[Record set]
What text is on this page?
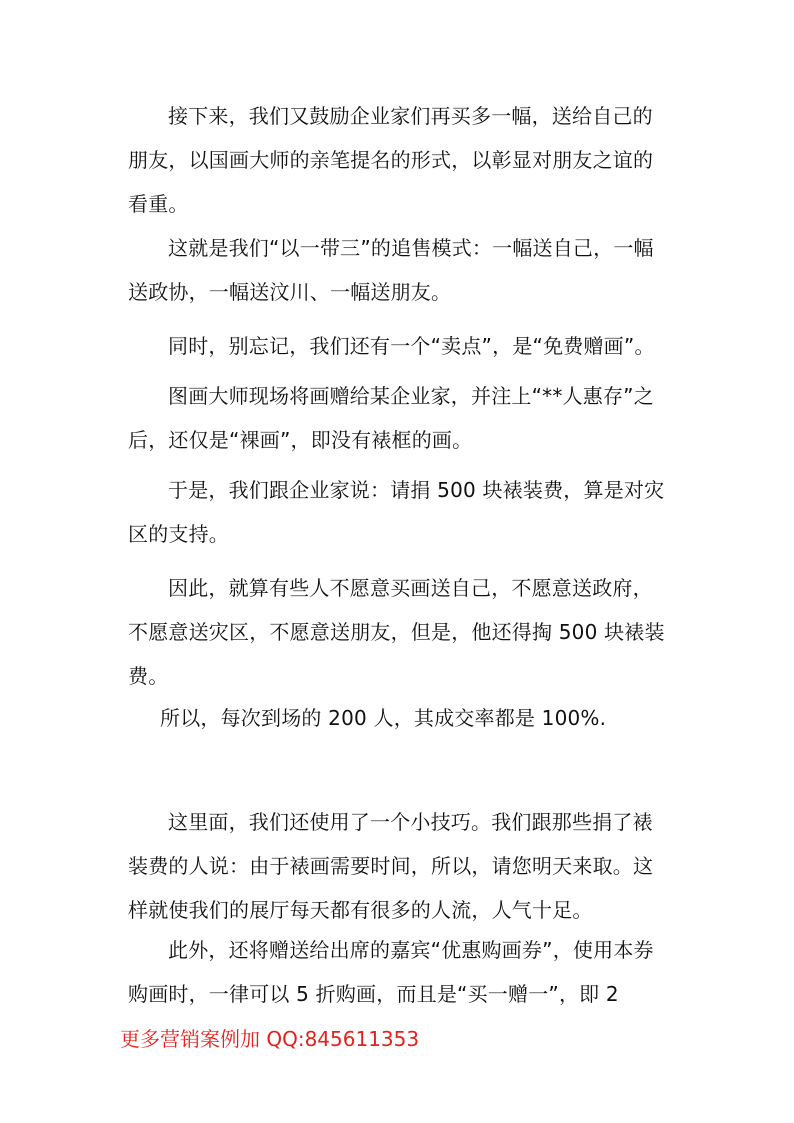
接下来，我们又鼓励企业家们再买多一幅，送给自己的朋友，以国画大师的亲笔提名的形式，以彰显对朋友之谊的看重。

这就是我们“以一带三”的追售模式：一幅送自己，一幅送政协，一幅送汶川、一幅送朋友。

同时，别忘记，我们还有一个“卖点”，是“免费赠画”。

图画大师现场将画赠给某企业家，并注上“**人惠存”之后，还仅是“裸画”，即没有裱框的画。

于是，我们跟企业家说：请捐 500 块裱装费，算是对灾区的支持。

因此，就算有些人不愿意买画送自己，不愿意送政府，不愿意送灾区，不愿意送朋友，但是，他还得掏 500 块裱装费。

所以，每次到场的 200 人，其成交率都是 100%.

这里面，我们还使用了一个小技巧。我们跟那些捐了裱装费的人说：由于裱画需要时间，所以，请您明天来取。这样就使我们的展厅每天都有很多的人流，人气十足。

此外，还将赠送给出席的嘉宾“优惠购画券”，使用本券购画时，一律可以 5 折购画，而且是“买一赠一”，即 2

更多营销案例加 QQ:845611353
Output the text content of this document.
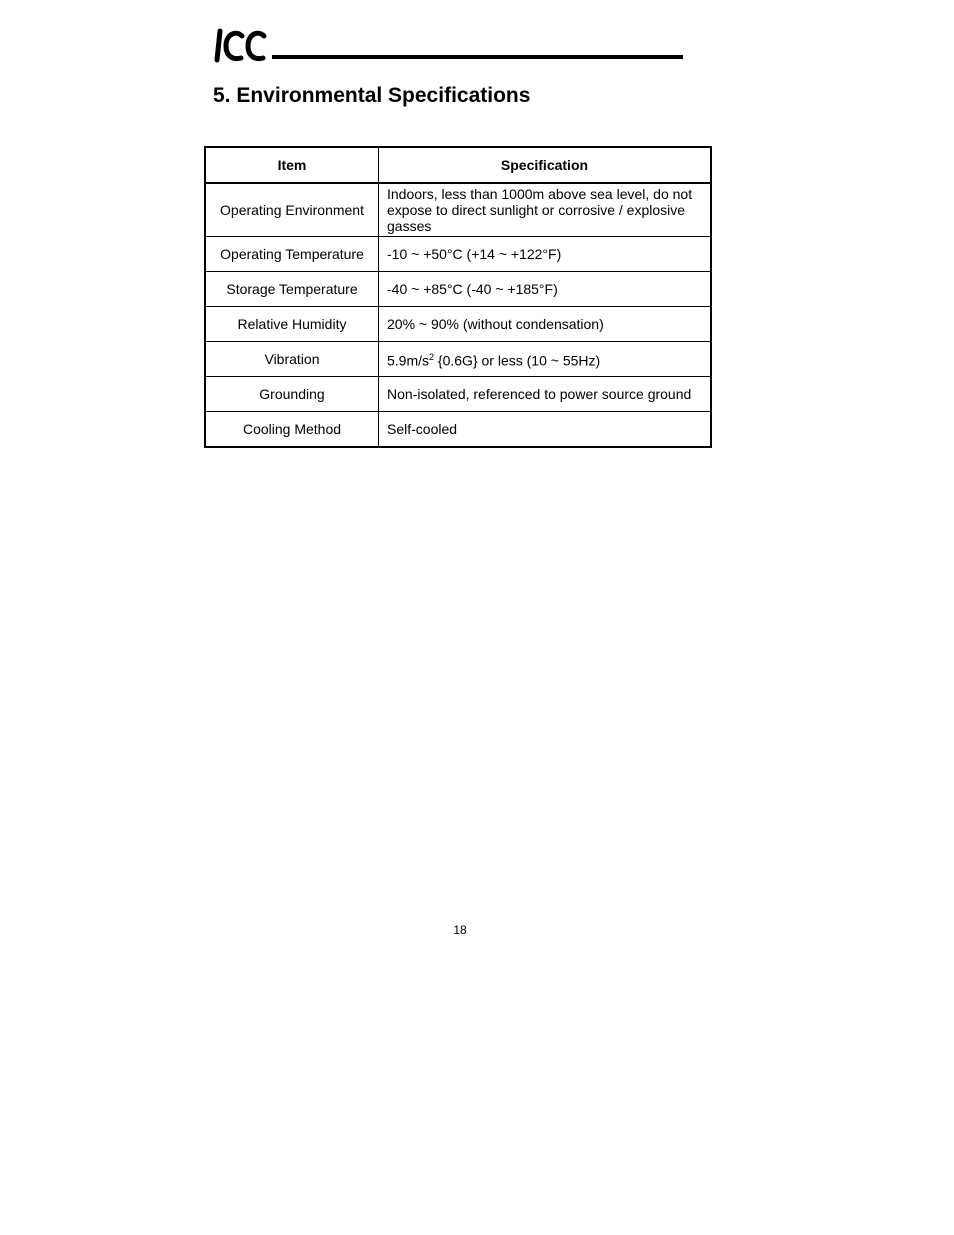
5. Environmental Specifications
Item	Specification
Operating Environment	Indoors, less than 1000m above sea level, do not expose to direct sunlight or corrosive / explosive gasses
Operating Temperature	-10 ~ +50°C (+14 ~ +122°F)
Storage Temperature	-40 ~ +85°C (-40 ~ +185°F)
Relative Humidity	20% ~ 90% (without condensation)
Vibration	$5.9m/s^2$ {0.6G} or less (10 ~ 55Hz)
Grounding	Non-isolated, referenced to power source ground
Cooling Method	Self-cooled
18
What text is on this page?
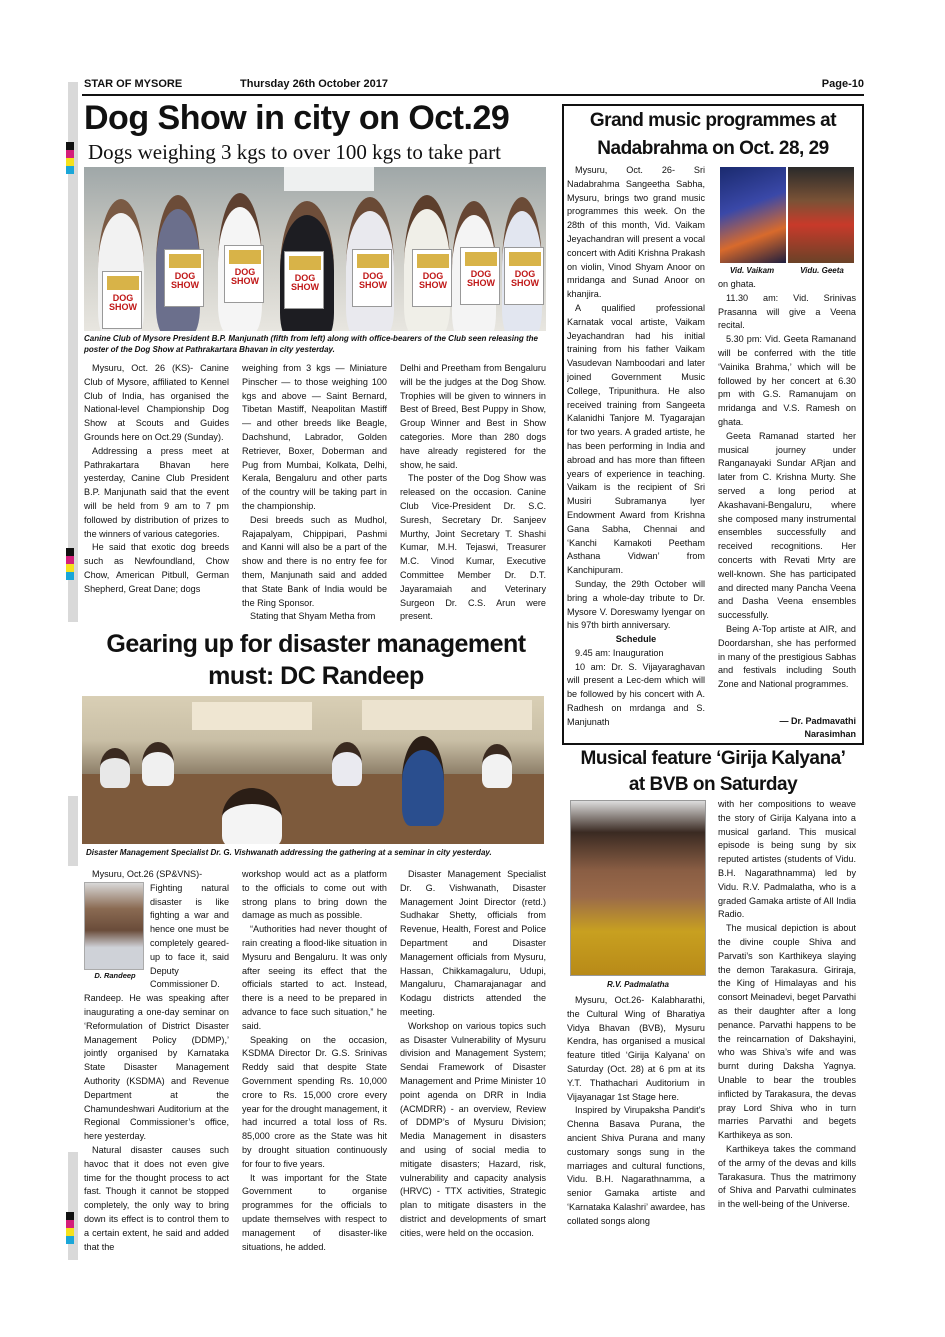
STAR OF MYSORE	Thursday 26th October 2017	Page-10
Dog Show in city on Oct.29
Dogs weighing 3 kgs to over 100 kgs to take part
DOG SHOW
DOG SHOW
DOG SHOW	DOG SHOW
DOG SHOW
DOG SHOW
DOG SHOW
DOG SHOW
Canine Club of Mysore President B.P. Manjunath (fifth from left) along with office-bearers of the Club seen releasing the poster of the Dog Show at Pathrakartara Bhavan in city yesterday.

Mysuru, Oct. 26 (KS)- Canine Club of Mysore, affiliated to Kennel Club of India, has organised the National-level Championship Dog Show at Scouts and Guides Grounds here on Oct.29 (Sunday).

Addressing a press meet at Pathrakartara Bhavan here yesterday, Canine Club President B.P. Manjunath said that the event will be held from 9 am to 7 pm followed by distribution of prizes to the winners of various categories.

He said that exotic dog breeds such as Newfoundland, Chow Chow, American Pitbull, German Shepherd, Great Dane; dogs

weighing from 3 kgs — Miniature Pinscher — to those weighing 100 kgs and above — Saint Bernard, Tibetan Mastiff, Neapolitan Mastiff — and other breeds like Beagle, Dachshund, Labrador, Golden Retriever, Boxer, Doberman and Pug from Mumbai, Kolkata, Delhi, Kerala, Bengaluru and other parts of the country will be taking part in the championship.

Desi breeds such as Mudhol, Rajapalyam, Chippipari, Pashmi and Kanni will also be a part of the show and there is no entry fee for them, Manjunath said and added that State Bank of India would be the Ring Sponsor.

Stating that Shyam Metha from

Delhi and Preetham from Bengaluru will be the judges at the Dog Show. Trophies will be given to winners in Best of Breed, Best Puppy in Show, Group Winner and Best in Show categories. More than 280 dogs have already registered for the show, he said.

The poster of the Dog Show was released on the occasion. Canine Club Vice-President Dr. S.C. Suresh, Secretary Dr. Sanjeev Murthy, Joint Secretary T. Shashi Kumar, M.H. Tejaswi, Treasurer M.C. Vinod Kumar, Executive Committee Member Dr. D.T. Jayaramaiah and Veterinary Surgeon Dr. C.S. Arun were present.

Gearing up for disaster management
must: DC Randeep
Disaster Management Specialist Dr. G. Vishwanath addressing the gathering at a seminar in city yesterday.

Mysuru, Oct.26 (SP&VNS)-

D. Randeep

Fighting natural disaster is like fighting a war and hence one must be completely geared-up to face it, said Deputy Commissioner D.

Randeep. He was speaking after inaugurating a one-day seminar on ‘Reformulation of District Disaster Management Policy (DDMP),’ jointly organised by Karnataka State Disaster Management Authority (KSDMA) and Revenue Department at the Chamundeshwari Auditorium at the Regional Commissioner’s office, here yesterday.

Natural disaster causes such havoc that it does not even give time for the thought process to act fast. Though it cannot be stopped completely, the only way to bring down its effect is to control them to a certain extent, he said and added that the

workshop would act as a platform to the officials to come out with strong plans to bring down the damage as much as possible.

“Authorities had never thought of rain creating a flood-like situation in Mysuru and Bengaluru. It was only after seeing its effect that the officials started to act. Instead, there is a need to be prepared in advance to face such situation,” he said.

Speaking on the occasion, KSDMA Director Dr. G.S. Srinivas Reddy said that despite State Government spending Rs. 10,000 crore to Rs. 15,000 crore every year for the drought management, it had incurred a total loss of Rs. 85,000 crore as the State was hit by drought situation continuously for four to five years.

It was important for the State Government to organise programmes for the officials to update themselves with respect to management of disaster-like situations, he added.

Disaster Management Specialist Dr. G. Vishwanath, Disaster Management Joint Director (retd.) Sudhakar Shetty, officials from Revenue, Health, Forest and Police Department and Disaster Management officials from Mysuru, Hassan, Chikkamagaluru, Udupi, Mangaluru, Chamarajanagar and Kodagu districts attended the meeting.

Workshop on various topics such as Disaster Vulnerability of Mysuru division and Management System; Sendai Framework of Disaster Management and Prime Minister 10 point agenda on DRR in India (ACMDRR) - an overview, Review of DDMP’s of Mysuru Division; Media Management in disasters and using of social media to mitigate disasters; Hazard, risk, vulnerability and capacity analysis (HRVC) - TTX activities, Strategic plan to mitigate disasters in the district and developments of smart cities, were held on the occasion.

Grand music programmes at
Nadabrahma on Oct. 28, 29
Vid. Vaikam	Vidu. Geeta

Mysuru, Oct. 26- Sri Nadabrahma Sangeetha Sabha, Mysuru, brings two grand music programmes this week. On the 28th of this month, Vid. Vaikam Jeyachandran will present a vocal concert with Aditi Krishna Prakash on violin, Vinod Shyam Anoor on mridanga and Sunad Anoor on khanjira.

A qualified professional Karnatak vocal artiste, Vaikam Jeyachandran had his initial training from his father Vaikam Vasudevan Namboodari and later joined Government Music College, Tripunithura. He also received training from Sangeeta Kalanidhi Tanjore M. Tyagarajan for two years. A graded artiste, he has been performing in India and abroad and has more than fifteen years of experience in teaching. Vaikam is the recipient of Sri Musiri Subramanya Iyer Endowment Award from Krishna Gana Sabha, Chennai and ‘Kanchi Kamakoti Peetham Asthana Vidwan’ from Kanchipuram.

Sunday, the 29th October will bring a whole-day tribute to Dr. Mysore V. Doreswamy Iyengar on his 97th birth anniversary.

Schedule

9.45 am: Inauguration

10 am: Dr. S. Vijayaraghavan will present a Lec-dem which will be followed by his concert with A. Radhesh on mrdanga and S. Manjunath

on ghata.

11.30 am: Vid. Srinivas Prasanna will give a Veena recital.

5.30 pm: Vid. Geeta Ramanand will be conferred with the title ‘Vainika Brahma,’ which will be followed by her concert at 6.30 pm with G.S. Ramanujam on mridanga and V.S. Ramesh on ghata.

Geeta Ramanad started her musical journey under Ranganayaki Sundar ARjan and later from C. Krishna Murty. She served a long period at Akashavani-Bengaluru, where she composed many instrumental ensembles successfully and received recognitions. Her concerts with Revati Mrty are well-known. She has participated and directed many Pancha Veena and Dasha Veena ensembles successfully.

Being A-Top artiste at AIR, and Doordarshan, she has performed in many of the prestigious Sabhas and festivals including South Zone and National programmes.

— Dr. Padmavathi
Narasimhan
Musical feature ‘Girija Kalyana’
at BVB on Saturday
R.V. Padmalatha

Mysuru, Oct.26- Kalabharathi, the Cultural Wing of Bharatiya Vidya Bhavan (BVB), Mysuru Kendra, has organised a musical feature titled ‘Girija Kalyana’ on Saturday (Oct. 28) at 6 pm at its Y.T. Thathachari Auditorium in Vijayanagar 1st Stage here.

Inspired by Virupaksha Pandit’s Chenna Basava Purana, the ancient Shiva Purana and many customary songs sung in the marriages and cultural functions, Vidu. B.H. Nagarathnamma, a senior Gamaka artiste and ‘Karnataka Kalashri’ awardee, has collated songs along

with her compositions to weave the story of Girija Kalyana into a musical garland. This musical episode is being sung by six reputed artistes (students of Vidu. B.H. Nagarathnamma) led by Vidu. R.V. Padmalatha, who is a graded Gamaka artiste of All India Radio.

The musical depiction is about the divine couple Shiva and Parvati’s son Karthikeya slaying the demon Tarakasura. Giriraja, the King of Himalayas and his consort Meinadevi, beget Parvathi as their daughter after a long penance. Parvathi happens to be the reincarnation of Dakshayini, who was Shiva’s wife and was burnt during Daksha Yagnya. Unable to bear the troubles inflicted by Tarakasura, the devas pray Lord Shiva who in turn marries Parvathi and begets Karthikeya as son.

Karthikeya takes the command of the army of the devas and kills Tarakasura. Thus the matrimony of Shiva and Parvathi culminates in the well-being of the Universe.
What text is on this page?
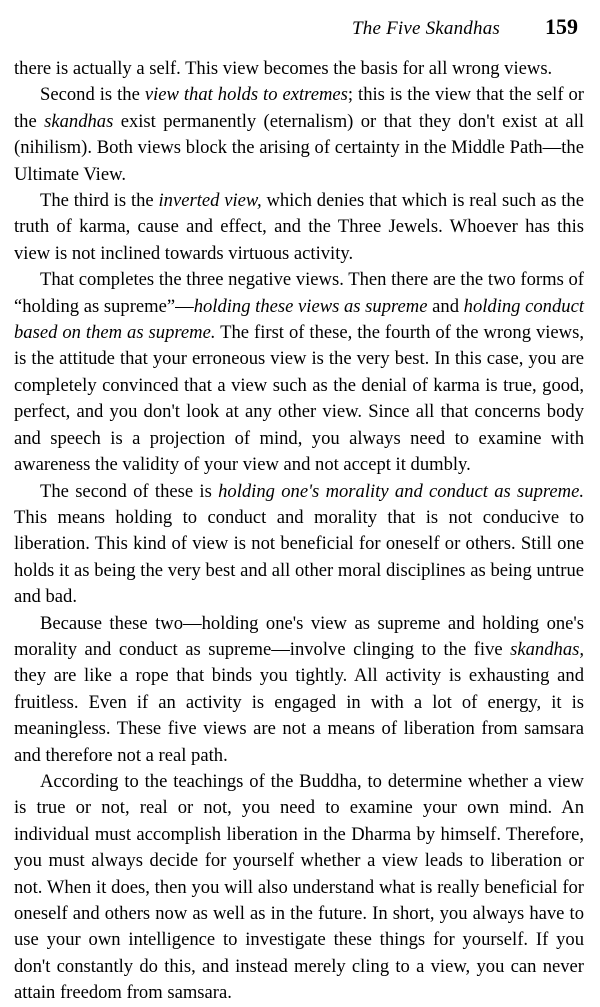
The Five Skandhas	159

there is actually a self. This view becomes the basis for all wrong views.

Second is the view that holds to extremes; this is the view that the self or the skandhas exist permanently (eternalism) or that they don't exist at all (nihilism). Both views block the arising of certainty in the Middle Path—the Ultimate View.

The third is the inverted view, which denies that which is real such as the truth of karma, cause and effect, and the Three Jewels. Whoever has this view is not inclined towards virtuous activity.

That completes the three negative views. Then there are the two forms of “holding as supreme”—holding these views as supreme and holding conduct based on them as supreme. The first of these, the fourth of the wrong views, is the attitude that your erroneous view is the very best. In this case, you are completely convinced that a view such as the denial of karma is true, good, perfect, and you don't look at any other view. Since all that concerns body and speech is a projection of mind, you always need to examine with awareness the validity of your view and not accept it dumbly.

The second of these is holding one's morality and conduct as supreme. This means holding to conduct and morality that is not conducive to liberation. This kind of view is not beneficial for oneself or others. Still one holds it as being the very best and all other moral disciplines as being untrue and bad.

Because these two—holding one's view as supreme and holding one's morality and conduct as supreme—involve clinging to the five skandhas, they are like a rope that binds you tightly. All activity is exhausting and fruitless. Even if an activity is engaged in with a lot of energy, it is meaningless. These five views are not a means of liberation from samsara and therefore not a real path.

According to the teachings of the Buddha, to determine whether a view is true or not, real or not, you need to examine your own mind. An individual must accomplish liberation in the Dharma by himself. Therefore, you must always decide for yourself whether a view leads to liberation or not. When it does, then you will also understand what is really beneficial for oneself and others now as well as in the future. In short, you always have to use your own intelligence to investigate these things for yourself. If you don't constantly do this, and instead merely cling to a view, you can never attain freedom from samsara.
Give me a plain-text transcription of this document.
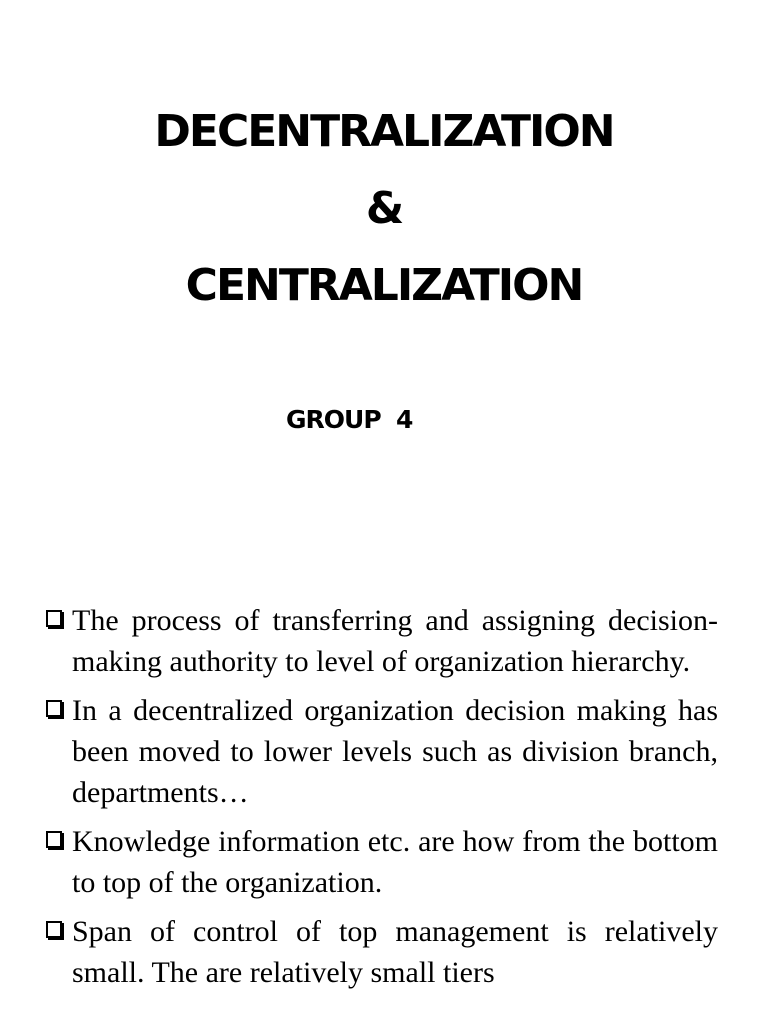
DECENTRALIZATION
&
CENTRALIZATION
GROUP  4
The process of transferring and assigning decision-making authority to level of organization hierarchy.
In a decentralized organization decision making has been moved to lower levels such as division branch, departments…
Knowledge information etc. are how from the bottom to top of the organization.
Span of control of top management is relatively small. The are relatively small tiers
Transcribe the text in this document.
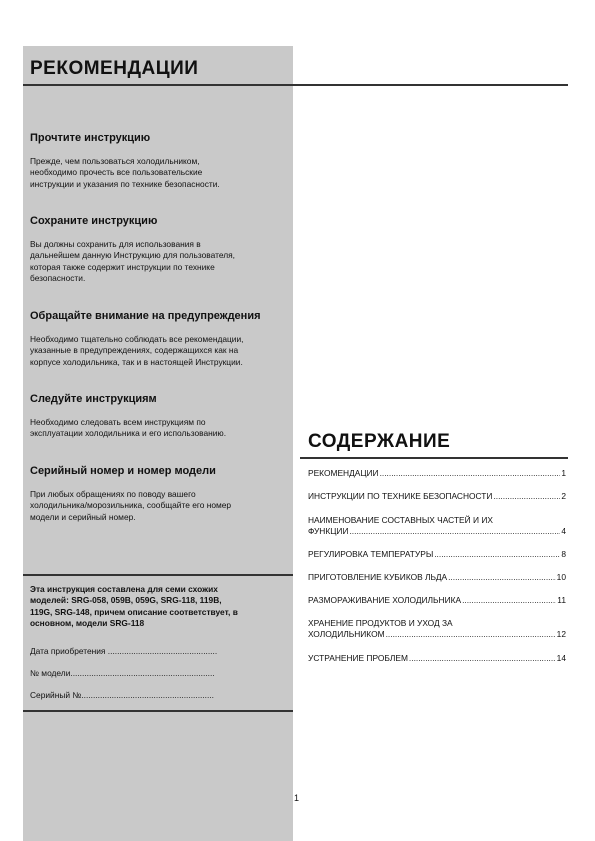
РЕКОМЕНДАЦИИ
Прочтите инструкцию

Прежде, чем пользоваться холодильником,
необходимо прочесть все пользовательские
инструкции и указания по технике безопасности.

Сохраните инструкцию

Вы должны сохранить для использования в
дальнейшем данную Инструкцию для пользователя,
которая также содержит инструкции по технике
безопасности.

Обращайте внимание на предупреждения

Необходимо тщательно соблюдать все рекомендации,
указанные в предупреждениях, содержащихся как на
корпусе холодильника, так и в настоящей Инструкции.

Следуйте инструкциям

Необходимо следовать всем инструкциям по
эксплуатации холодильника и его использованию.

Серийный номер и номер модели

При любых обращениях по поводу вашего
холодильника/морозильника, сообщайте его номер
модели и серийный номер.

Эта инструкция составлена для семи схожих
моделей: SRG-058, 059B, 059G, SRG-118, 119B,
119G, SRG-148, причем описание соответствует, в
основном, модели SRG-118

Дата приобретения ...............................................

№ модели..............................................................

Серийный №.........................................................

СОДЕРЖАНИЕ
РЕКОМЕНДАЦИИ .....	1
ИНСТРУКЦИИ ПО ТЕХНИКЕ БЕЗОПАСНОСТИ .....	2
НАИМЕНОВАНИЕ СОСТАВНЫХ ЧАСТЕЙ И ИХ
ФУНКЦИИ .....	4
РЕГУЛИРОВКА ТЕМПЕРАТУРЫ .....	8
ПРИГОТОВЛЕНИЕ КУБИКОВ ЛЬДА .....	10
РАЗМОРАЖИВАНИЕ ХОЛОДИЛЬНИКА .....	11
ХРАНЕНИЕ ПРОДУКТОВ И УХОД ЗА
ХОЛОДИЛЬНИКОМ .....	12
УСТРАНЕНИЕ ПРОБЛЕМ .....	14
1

[Task goal] Look through the entries above and report each line where the string "State" occurs.

[Output of the exercise]
Desi breeds such as Mudhol, Rajapalyam, Chippipari, Pashmi and Kanni will also be a part of the show and there is no entry fee for them, Manjunath said and added that State Bank of India would be the Ring Sponsor.
Randeep. He was speaking after inaugurating a one-day seminar on ‘Reformulation of District Disaster Management Policy (DDMP),’ jointly organised by Karnataka State Disaster Management Authority (KSDMA) and Revenue Department at the Chamundeshwari Auditorium at the Regional Commissioner’s office, here yesterday.
Speaking on the occasion, KSDMA Director Dr. G.S. Srinivas Reddy said that despite State Government spending Rs. 10,000 crore to Rs. 15,000 crore every year for the drought management, it had incurred a total loss of Rs. 85,000 crore as the State was hit by drought situation continuously for four to five years.
It was important for the State Government to organise programmes for the officials to update themselves with respect to management of disaster-like situations, he added.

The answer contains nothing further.